Every line of the material that follows must be printed again exactly.

● ● ● ● ● ● ●

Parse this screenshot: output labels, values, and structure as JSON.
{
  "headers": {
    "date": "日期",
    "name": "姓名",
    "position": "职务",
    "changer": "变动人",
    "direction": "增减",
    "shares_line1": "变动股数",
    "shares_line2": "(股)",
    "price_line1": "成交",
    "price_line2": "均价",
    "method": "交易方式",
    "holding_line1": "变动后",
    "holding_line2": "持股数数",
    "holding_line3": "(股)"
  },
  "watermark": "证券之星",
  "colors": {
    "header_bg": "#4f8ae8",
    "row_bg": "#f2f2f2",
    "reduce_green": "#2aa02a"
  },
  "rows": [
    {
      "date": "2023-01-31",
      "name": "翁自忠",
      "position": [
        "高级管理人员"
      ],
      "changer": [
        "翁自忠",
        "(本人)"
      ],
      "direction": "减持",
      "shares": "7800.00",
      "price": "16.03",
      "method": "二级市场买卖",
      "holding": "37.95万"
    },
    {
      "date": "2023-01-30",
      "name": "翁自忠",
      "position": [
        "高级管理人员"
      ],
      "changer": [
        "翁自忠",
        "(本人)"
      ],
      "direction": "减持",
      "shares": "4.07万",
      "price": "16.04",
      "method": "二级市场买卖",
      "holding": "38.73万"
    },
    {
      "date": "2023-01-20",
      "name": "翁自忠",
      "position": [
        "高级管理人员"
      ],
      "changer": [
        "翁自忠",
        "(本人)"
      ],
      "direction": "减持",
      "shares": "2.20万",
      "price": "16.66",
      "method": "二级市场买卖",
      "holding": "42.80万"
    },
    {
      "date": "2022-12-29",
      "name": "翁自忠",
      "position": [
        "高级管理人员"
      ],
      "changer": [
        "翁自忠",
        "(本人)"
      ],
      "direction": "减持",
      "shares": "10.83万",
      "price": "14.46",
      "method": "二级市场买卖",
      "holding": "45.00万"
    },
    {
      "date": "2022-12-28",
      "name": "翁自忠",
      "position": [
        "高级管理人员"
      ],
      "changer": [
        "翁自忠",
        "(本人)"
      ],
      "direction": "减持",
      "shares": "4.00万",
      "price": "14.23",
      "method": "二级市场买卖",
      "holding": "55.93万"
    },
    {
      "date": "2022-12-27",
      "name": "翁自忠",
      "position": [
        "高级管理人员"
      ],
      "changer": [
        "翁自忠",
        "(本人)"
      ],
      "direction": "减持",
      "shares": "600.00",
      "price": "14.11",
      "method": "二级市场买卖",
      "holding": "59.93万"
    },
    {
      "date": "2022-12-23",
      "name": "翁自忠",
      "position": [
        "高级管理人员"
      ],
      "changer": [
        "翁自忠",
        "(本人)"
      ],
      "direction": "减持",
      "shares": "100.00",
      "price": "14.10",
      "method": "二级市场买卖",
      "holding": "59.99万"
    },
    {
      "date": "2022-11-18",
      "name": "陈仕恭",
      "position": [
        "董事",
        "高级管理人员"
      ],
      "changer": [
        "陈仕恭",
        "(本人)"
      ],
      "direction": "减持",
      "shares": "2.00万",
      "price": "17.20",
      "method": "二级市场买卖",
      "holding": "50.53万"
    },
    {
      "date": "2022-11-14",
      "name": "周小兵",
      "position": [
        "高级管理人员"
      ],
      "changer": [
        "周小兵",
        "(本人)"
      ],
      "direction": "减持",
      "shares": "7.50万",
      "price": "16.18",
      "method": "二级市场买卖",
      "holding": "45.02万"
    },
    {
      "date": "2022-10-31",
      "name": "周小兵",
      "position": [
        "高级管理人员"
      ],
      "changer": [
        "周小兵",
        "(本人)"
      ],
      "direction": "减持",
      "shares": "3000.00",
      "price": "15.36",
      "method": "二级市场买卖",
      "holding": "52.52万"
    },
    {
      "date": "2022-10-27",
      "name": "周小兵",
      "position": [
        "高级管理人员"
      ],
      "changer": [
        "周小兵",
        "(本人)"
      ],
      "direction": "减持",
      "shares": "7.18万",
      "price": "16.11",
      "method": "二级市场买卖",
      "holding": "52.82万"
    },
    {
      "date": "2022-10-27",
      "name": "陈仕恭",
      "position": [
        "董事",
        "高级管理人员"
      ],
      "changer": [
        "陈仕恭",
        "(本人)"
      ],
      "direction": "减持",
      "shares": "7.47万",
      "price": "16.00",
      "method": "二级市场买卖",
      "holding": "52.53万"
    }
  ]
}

● ● ● ● ● ● ●

* _RESULT OF THE TASK_:
Parse this screenshot: output labels, values, and structure as JSON.
{
  "headers": {
    "date": "日期",
    "name": "姓名",
    "position": "职务",
    "changer": "变动人",
    "direction": "增减",
    "shares_line1": "变动股数",
    "shares_line2": "(股)",
    "price_line1": "成交",
    "price_line2": "均价",
    "method": "交易方式",
    "holding_line1": "变动后",
    "holding_line2": "持股数数",
    "holding_line3": "(股)"
  },
  "watermark": "证券之星",
  "colors": {
    "header_bg": "#4f8ae8",
    "row_bg": "#f2f2f2",
    "reduce_green": "#2aa02a"
  },
  "rows": [
    {
      "date": "2023-01-31",
      "name": "翁自忠",
      "position": [
        "高级管理人员"
      ],
      "changer": [
        "翁自忠",
        "(本人)"
      ],
      "direction": "减持",
      "shares": "7800.00",
      "price": "16.03",
      "method": "二级市场买卖",
      "holding": "37.95万"
    },
    {
      "date": "2023-01-30",
      "name": "翁自忠",
      "position": [
        "高级管理人员"
      ],
      "changer": [
        "翁自忠",
        "(本人)"
      ],
      "direction": "减持",
      "shares": "4.07万",
      "price": "16.04",
      "method": "二级市场买卖",
      "holding": "38.73万"
    },
    {
      "date": "2023-01-20",
      "name": "翁自忠",
      "position": [
        "高级管理人员"
      ],
      "changer": [
        "翁自忠",
        "(本人)"
      ],
      "direction": "减持",
      "shares": "2.20万",
      "price": "16.66",
      "method": "二级市场买卖",
      "holding": "42.80万"
    },
    {
      "date": "2022-12-29",
      "name": "翁自忠",
      "position": [
        "高级管理人员"
      ],
      "changer": [
        "翁自忠",
        "(本人)"
      ],
      "direction": "减持",
      "shares": "10.83万",
      "price": "14.46",
      "method": "二级市场买卖",
      "holding": "45.00万"
    },
    {
      "date": "2022-12-28",
      "name": "翁自忠",
      "position": [
        "高级管理人员"
      ],
      "changer": [
        "翁自忠",
        "(本人)"
      ],
      "direction": "减持",
      "shares": "4.00万",
      "price": "14.23",
      "method": "二级市场买卖",
      "holding": "55.93万"
    },
    {
      "date": "2022-12-27",
      "name": "翁自忠",
      "position": [
        "高级管理人员"
      ],
      "changer": [
        "翁自忠",
        "(本人)"
      ],
      "direction": "减持",
      "shares": "600.00",
      "price": "14.11",
      "method": "二级市场买卖",
      "holding": "59.93万"
    },
    {
      "date": "2022-12-23",
      "name": "翁自忠",
      "position": [
        "高级管理人员"
      ],
      "changer": [
        "翁自忠",
        "(本人)"
      ],
      "direction": "减持",
      "shares": "100.00",
      "price": "14.10",
      "method": "二级市场买卖",
      "holding": "59.99万"
    },
    {
      "date": "2022-11-18",
      "name": "陈仕恭",
      "position": [
        "董事",
        "高级管理人员"
      ],
      "changer": [
        "陈仕恭",
        "(本人)"
      ],
      "direction": "减持",
      "shares": "2.00万",
      "price": "17.20",
      "method": "二级市场买卖",
      "holding": "50.53万"
    },
    {
      "date": "2022-11-14",
      "name": "周小兵",
      "position": [
        "高级管理人员"
      ],
      "changer": [
        "周小兵",
        "(本人)"
      ],
      "direction": "减持",
      "shares": "7.50万",
      "price": "16.18",
      "method": "二级市场买卖",
      "holding": "45.02万"
    },
    {
      "date": "2022-10-31",
      "name": "周小兵",
      "position": [
        "高级管理人员"
      ],
      "changer": [
        "周小兵",
        "(本人)"
      ],
      "direction": "减持",
      "shares": "3000.00",
      "price": "15.36",
      "method": "二级市场买卖",
      "holding": "52.52万"
    },
    {
      "date": "2022-10-27",
      "name": "周小兵",
      "position": [
        "高级管理人员"
      ],
      "changer": [
        "周小兵",
        "(本人)"
      ],
      "direction": "减持",
      "shares": "7.18万",
      "price": "16.11",
      "method": "二级市场买卖",
      "holding": "52.82万"
    },
    {
      "date": "2022-10-27",
      "name": "陈仕恭",
      "position": [
        "董事",
        "高级管理人员"
      ],
      "changer": [
        "陈仕恭",
        "(本人)"
      ],
      "direction": "减持",
      "shares": "7.47万",
      "price": "16.00",
      "method": "二级市场买卖",
      "holding": "52.53万"
    }
  ]
}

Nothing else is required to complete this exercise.